* **YOUR GOAL**
Say how many lines contain the word "instructor" and give no other text.

(Data extracted from a collection)

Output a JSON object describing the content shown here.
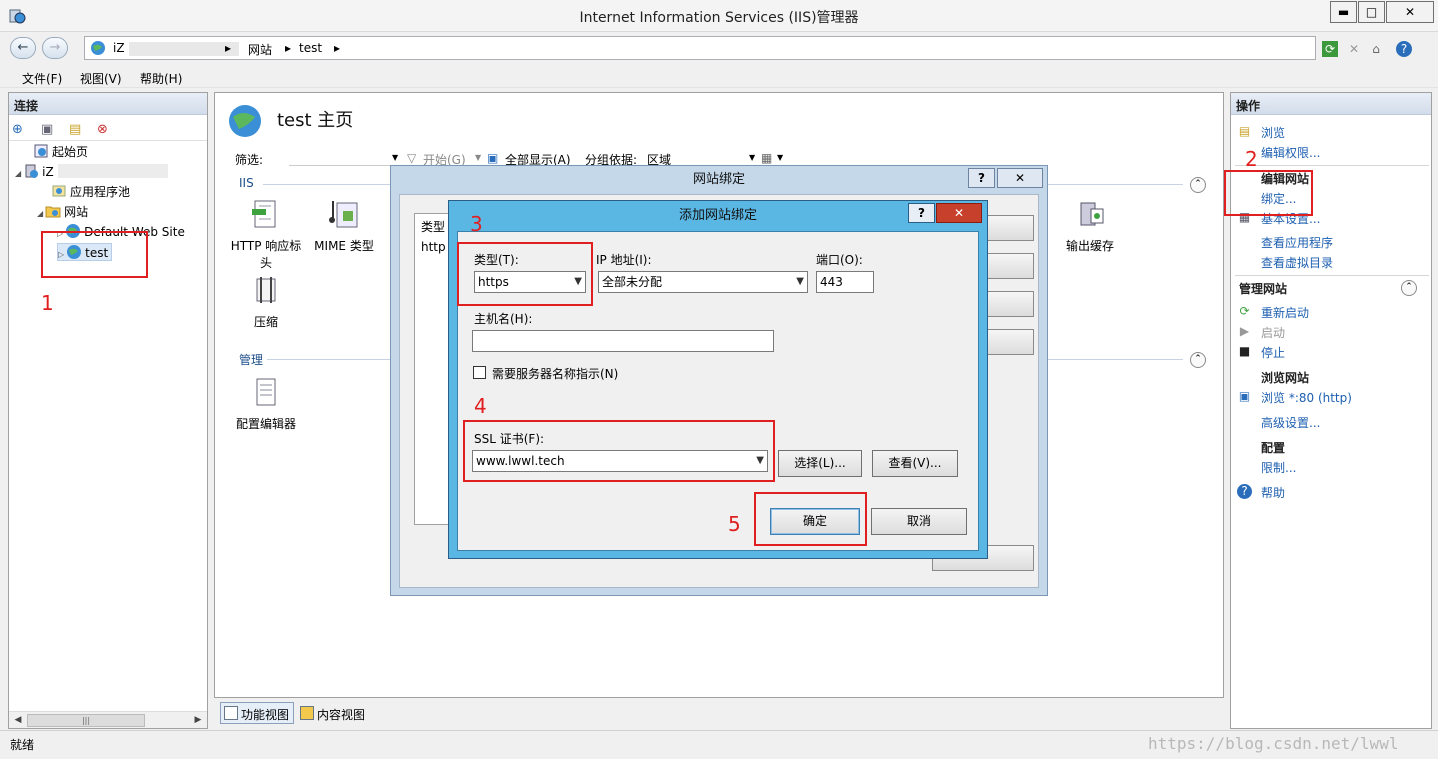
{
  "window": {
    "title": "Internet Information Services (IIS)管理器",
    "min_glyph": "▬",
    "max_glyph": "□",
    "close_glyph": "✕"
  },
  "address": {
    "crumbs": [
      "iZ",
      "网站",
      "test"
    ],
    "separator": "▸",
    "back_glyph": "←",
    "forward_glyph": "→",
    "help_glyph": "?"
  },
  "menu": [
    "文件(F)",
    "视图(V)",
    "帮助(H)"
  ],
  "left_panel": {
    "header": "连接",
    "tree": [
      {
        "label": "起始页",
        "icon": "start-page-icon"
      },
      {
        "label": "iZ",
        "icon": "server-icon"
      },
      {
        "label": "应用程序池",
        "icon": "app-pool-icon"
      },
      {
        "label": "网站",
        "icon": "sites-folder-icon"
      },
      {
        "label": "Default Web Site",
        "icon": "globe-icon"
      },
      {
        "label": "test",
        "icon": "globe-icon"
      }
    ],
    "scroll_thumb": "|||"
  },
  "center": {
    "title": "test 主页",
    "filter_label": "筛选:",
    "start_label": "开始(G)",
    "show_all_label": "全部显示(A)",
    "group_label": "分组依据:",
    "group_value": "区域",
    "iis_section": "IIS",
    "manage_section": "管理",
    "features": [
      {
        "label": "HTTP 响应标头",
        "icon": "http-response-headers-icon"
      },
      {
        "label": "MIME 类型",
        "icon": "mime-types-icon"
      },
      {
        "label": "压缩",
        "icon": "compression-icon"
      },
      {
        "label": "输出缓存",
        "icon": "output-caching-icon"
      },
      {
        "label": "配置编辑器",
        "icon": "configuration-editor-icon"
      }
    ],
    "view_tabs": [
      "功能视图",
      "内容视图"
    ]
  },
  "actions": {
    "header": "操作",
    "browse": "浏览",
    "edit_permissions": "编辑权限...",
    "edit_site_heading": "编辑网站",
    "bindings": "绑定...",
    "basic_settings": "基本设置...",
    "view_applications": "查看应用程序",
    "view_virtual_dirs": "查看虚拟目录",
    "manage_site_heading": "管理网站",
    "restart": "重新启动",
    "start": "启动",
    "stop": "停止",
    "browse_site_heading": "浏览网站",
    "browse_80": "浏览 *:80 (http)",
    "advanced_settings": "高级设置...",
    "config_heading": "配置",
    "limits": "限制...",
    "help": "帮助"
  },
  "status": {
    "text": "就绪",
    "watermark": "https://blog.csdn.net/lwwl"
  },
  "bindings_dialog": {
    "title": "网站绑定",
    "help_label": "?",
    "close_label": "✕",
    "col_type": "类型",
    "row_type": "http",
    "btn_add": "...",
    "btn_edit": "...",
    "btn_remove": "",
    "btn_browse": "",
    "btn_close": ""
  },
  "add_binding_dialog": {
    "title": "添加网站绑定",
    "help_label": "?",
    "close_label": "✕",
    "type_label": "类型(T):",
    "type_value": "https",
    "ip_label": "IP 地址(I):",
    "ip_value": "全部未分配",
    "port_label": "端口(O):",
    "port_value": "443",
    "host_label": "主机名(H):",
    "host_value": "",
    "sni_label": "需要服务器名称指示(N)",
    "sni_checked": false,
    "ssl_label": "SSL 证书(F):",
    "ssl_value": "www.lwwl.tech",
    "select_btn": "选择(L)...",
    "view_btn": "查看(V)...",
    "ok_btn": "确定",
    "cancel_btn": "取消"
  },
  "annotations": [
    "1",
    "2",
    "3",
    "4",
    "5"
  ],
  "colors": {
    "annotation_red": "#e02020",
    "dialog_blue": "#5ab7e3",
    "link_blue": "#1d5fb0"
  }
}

==

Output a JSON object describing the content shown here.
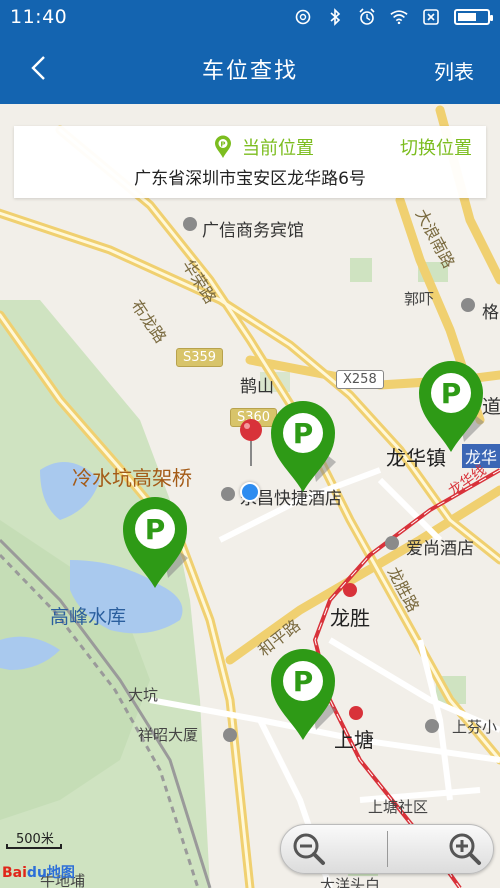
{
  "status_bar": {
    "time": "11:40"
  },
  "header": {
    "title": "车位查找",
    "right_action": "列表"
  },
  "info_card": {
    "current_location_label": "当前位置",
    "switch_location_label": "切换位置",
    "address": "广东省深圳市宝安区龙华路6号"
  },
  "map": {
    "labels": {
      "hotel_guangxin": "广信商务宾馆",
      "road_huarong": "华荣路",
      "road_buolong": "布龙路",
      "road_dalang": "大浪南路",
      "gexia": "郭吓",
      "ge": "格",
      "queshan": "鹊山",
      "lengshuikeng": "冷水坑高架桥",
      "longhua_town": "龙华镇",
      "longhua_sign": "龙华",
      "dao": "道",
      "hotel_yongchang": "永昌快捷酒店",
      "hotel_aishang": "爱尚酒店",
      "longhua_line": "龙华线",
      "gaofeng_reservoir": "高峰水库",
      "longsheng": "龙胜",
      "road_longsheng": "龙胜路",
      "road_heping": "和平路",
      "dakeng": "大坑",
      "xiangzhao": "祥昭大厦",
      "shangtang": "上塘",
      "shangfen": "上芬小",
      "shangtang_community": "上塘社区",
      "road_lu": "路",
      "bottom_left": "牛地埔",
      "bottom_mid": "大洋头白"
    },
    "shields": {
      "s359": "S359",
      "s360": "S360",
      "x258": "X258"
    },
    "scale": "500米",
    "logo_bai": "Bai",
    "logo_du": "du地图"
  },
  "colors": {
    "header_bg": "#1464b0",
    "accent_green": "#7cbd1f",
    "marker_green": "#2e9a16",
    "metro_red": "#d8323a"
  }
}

...

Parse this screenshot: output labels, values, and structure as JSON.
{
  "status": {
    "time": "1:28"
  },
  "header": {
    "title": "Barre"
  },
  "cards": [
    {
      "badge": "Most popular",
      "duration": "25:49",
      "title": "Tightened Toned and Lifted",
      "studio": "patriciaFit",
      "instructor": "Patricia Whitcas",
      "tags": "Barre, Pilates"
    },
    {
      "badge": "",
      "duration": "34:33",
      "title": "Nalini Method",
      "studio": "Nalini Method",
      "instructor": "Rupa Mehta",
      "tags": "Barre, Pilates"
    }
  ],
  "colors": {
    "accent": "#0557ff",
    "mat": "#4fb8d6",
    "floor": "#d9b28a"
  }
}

* **ANSWER TO THIS PROBLEM**
2